>> start DATA FOR THE TASK

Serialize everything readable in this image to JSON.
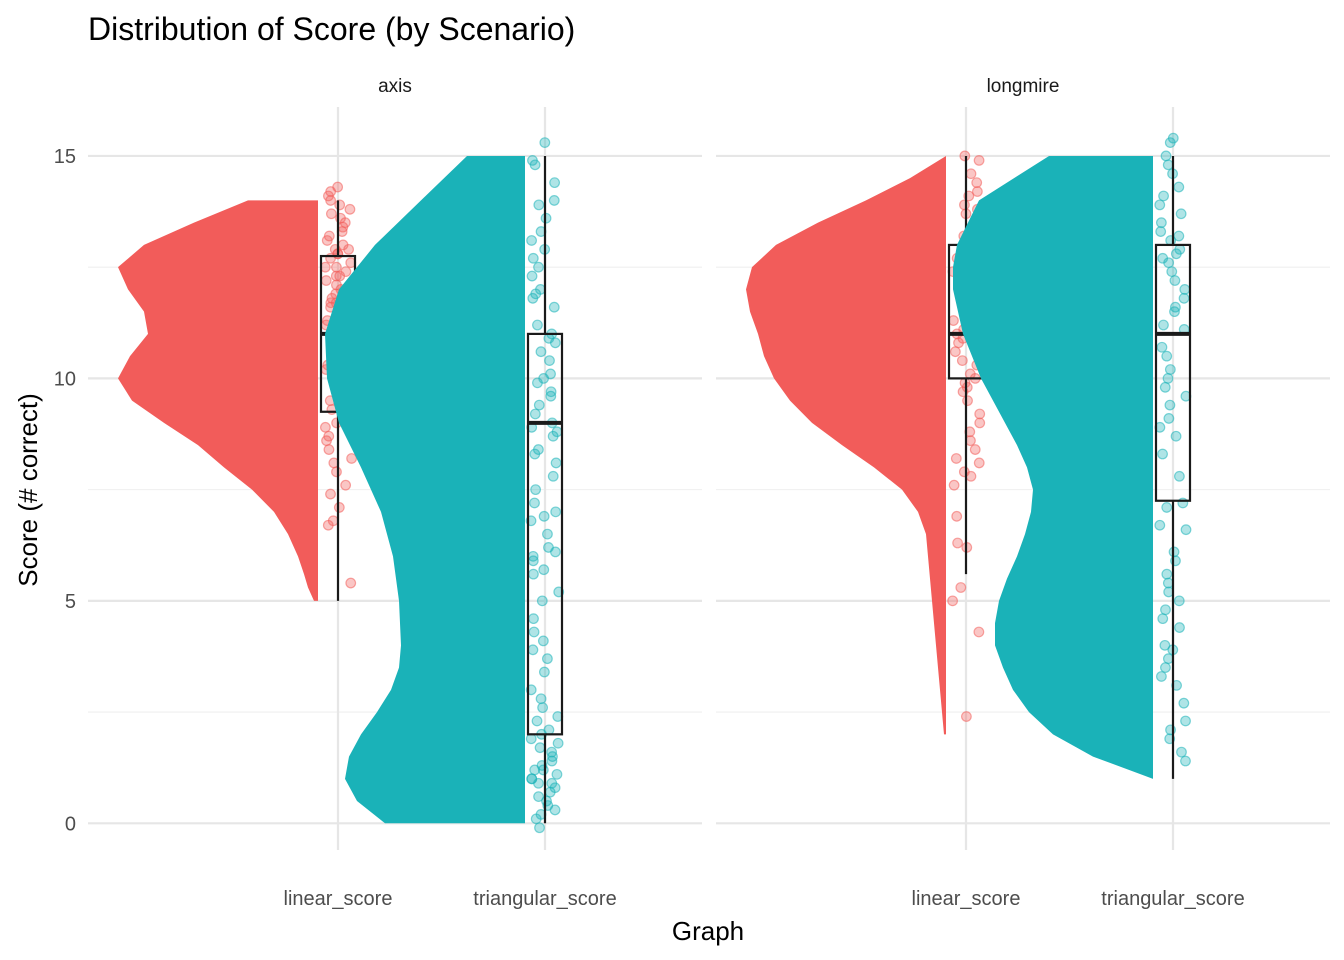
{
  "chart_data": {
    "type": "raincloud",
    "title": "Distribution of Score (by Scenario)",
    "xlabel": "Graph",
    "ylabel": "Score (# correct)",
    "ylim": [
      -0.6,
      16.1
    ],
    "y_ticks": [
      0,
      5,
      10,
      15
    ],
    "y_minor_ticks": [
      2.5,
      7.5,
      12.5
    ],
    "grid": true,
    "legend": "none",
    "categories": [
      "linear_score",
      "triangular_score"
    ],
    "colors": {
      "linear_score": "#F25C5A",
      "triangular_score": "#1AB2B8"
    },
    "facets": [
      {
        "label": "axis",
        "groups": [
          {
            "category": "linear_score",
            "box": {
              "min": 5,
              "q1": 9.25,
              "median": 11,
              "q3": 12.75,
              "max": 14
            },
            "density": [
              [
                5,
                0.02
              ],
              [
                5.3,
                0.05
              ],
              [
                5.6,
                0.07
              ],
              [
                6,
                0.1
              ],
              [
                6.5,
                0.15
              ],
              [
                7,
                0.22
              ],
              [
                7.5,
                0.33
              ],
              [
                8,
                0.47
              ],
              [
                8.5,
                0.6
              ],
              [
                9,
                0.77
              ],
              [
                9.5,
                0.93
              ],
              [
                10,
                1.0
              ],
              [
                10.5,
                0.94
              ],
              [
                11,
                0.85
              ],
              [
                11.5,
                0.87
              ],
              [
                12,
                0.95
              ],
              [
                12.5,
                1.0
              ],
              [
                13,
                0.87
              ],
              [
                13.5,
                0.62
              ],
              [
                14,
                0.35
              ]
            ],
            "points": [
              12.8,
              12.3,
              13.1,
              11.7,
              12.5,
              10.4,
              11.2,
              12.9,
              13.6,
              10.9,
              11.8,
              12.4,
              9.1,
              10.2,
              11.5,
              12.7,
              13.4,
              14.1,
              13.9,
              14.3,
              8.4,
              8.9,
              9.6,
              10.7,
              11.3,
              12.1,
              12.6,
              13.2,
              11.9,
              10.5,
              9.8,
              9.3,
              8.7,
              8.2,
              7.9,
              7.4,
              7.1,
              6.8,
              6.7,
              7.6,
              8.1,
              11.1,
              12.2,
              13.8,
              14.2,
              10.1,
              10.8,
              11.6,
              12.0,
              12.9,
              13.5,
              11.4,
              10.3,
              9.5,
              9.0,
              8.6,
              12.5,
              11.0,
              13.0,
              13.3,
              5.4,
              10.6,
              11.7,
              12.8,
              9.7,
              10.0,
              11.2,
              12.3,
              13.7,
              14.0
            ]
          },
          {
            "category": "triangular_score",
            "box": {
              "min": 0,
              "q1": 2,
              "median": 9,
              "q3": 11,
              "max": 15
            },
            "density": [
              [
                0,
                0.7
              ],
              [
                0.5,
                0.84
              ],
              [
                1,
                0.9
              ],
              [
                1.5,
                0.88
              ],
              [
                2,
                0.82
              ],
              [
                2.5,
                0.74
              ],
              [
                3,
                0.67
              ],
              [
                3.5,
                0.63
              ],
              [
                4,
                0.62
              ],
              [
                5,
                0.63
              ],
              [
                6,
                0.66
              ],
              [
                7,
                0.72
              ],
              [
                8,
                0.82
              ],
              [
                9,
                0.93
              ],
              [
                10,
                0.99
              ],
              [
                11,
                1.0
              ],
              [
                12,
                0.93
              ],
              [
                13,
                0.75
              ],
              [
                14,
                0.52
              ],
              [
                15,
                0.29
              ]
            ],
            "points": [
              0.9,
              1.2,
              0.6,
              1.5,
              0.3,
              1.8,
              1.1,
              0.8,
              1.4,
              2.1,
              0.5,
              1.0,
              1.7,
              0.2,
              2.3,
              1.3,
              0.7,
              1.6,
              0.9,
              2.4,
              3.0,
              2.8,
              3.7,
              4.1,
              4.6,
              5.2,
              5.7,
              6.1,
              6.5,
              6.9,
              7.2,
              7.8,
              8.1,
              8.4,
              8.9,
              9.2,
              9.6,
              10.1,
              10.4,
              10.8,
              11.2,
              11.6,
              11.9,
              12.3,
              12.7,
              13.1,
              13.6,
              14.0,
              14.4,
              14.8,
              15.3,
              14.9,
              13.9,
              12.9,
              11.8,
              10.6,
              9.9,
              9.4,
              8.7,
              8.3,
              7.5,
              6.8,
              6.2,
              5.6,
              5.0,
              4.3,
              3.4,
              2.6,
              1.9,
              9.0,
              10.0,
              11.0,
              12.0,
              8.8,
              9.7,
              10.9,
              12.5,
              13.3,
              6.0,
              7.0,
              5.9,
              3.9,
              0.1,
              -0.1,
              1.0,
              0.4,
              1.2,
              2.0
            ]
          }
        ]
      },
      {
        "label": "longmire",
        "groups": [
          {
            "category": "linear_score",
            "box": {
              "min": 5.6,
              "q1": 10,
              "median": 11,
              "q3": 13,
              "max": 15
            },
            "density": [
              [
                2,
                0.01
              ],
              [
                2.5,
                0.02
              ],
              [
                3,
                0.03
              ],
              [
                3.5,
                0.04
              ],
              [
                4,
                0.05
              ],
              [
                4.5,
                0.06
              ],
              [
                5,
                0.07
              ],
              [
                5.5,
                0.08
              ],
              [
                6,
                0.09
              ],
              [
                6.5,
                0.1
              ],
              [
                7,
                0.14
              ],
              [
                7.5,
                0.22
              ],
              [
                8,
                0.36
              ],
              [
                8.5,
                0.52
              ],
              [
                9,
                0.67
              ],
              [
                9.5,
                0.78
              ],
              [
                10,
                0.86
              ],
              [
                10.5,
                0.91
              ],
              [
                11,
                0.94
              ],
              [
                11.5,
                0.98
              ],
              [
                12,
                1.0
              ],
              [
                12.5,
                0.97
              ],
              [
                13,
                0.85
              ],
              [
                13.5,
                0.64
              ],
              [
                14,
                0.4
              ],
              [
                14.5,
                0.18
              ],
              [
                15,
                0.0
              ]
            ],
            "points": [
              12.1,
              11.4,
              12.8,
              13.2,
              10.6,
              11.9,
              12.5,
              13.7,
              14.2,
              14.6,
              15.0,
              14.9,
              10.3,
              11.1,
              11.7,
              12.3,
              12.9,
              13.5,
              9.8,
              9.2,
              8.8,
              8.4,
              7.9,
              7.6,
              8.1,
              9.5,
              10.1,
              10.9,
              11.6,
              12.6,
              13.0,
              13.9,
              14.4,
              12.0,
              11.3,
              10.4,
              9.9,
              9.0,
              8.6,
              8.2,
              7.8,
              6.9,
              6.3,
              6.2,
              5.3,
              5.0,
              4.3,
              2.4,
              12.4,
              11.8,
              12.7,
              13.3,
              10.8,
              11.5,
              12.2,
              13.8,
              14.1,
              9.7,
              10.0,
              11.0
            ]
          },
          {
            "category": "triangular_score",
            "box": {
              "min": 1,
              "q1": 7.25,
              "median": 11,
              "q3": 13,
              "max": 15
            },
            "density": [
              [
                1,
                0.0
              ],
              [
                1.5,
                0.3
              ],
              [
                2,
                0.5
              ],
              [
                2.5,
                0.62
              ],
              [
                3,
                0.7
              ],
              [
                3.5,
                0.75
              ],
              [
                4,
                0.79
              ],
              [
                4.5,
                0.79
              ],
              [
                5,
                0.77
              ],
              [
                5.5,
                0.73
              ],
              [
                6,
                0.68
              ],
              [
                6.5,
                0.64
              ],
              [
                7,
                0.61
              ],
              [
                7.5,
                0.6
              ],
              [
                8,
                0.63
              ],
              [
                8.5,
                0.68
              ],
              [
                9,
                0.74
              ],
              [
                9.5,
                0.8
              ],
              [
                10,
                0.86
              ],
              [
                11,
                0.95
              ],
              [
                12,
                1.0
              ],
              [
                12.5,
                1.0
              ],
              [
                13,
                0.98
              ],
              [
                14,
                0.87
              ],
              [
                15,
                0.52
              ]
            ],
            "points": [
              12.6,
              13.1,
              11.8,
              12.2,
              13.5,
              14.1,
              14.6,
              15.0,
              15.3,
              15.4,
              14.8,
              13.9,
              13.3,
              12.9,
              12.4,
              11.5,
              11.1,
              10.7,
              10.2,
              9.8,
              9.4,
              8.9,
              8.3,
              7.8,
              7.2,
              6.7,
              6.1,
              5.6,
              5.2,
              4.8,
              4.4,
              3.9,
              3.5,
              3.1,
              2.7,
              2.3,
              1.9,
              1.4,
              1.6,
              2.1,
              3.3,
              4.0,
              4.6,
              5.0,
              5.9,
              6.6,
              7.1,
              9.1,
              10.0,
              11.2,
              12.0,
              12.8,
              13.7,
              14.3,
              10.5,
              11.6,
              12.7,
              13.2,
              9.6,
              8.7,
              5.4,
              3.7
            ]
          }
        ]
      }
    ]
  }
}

>> end DATA FOR THE TASK
>> start DATA FOR THE TASK

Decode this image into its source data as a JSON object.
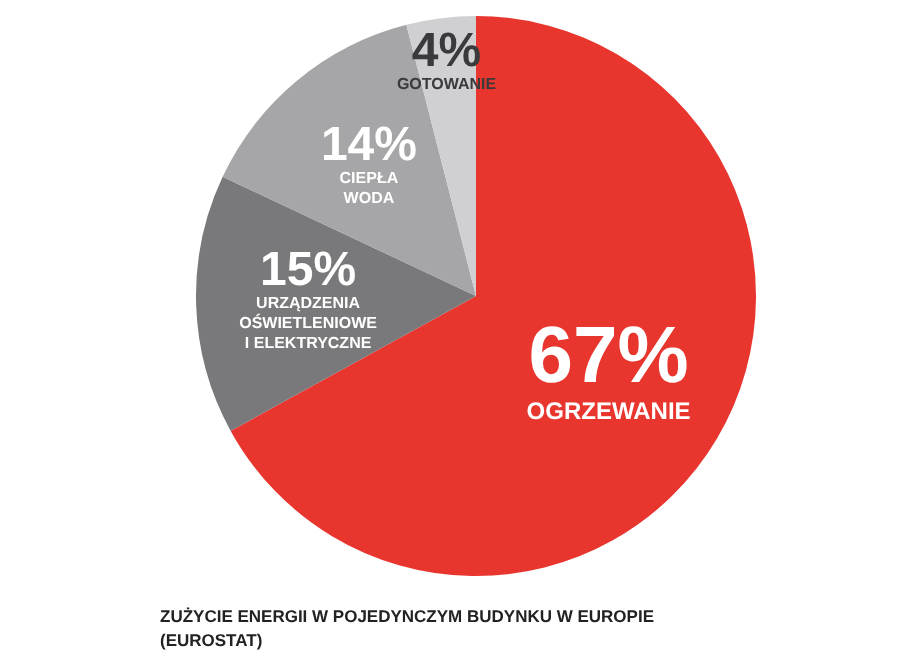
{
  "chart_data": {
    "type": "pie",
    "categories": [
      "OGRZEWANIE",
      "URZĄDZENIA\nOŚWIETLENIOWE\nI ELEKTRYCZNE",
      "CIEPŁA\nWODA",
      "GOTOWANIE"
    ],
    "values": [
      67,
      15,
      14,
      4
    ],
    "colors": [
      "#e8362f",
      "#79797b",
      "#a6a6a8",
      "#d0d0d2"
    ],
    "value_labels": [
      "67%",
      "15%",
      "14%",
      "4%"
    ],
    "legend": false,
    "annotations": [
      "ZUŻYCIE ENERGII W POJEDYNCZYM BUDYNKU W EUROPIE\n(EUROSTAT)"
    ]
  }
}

>> end DATA FOR THE TASK

CHALLENGE:
Find each line holding "this". Copy it out.

EXERCISE OUTPUT:
Serialize everything readable in this image to JSON.
Decode this image into its source data as a JSON object.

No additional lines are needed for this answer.